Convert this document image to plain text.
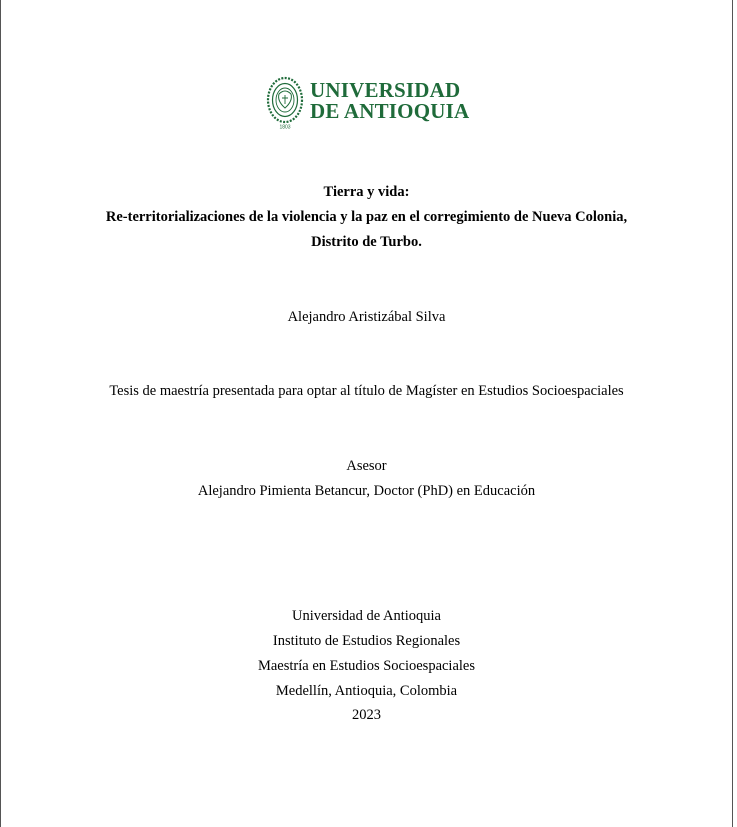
1803
UNIVERSIDAD
DE ANTIOQUIA
Tierra y vida:
Re-territorializaciones de la violencia y la paz en el corregimiento de Nueva Colonia,
Distrito de Turbo.
Alejandro Aristizábal Silva
Tesis de maestría presentada para optar al título de Magíster en Estudios Socioespaciales
Asesor
Alejandro Pimienta Betancur, Doctor (PhD) en Educación
Universidad de Antioquia
Instituto de Estudios Regionales
Maestría en Estudios Socioespaciales
Medellín, Antioquia, Colombia
2023
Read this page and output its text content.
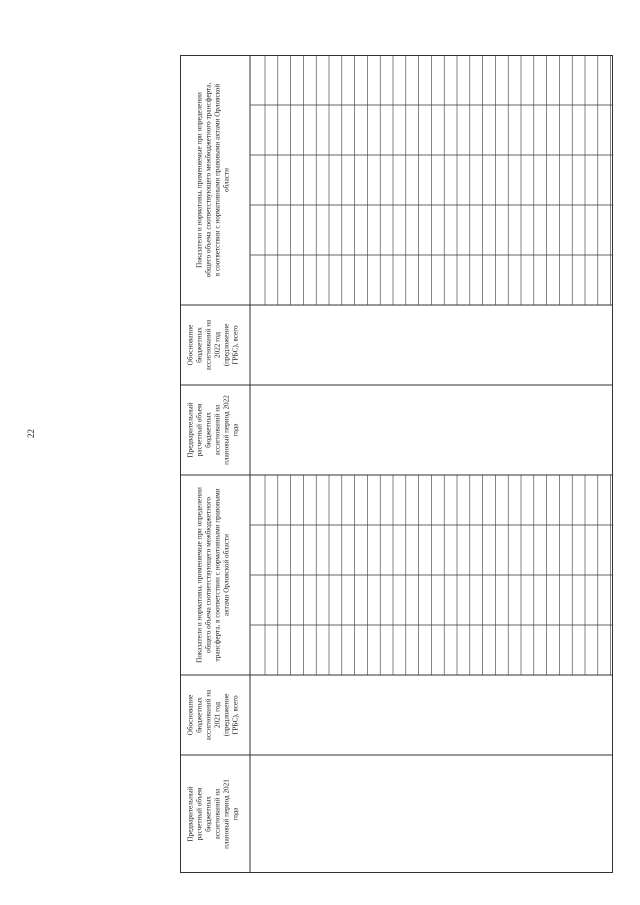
22
Предварительный расчетный объем бюджетных ассигнований на плановый период 2021 года
Обоснование бюджетных ассигнований на 2021 год (предложение ГРБС), всего
Показатели и нормативы, применяемые при определении общего объема соответствующего межбюджетного трансферта, в соответствии с нормативными правовыми актами Орловской области
Предварительный расчетный объем бюджетных ассигнований на плановый период 2022 года
Обоснование бюджетных ассигнований на 2022 год (предложение ГРБС), всего
Показатели и нормативы, применяемые при определении общего объема соответствующего межбюджетного трансферта, в соответствии с нормативными правовыми актами Орловской области
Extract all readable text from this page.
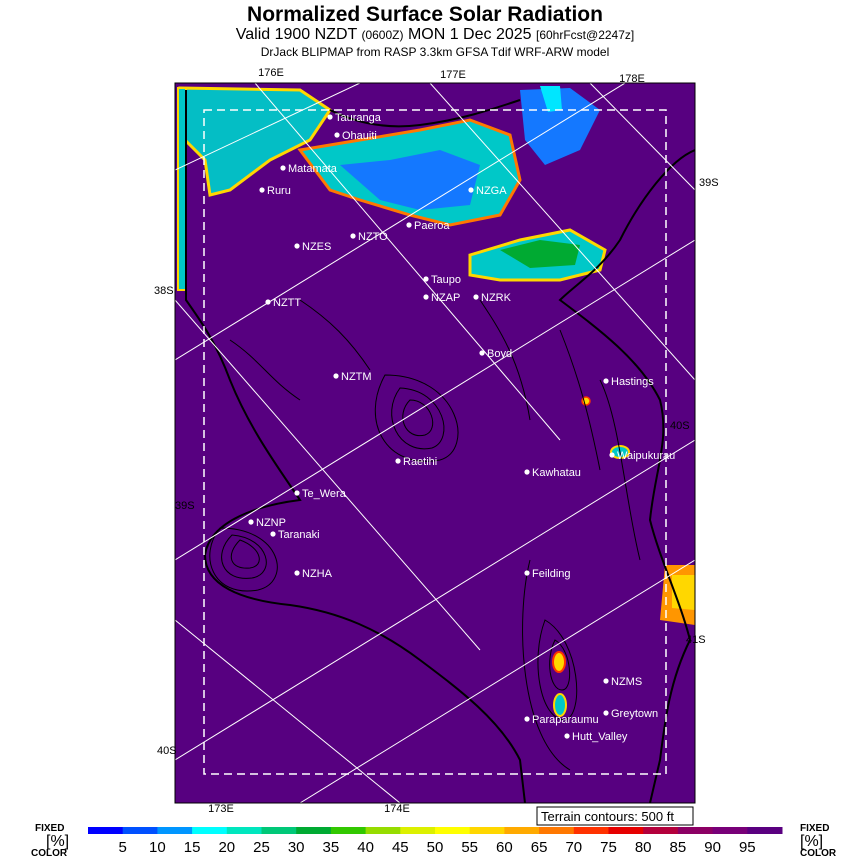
Normalized Surface Solar Radiation
Valid 1900 NZDT (0600Z) MON 1 Dec 2025 [60hrFcst@2247z]
DrJack BLIPMAP from RASP 3.3km GFSA Tdif WRF-ARW model
Tauranga
Ohauiti
Matamata
Ruru	NZGA
Paeroa
NZES
NZTO
Taupo
NZAP NZRK
NZTT
Boyd
NZTM	Hastings
Waipukurau
Raetihi
Kawhatau
Te_Wera
NZNP
Taranaki
NZHA	Feilding
NZMS
Greytown
Paraparaumu
Hutt_Valley
176E	177E	178E
173E	174E
38S
39S
40S
39S
40S
41S
Terrain contours: 500 ft
5 10 15 20 25 30 35 40 45 50 55 60 65 70 75 80 85 90 95
FIXED
[%]
COLOR
FIXED
[%]
COLOR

....

Each line from the one containing "Read this page and output its text content." through the last line of the listing is to be given again exactly, with no pictures and no other lines.

**FULL SOLUTION**
Read this page and output its text content.
22
Предварительный расчетный объем бюджетных ассигнований на плановый период 2021 года
Обоснование бюджетных ассигнований на 2021 год (предложение ГРБС), всего
Показатели и нормативы, применяемые при определении общего объема соответствующего межбюджетного трансферта, в соответствии с нормативными правовыми актами Орловской области
Предварительный расчетный объем бюджетных ассигнований на плановый период 2022 года
Обоснование бюджетных ассигнований на 2022 год (предложение ГРБС), всего
Показатели и нормативы, применяемые при определении общего объема соответствующего межбюджетного трансферта, в соответствии с нормативными правовыми актами Орловской области
Extract all readable text from this page.
Normalized Surface Solar Radiation
Valid 1900 NZDT (0600Z) MON 1 Dec 2025 [60hrFcst@2247z]
DrJack BLIPMAP from RASP 3.3km GFSA Tdif WRF-ARW model
Tauranga
Ohauiti
Matamata
Ruru	NZGA
Paeroa
NZES
NZTO
Taupo
NZAP NZRK
NZTT
Boyd
NZTM	Hastings
Waipukurau
Raetihi
Kawhatau
Te_Wera
NZNP
Taranaki
NZHA	Feilding
NZMS
Greytown
Paraparaumu
Hutt_Valley
176E	177E	178E
173E	174E
38S
39S
40S
39S
40S
41S
Terrain contours: 500 ft
5 10 15 20 25 30 35 40 45 50 55 60 65 70 75 80 85 90 95
FIXED
[%]
COLOR
FIXED
[%]
COLOR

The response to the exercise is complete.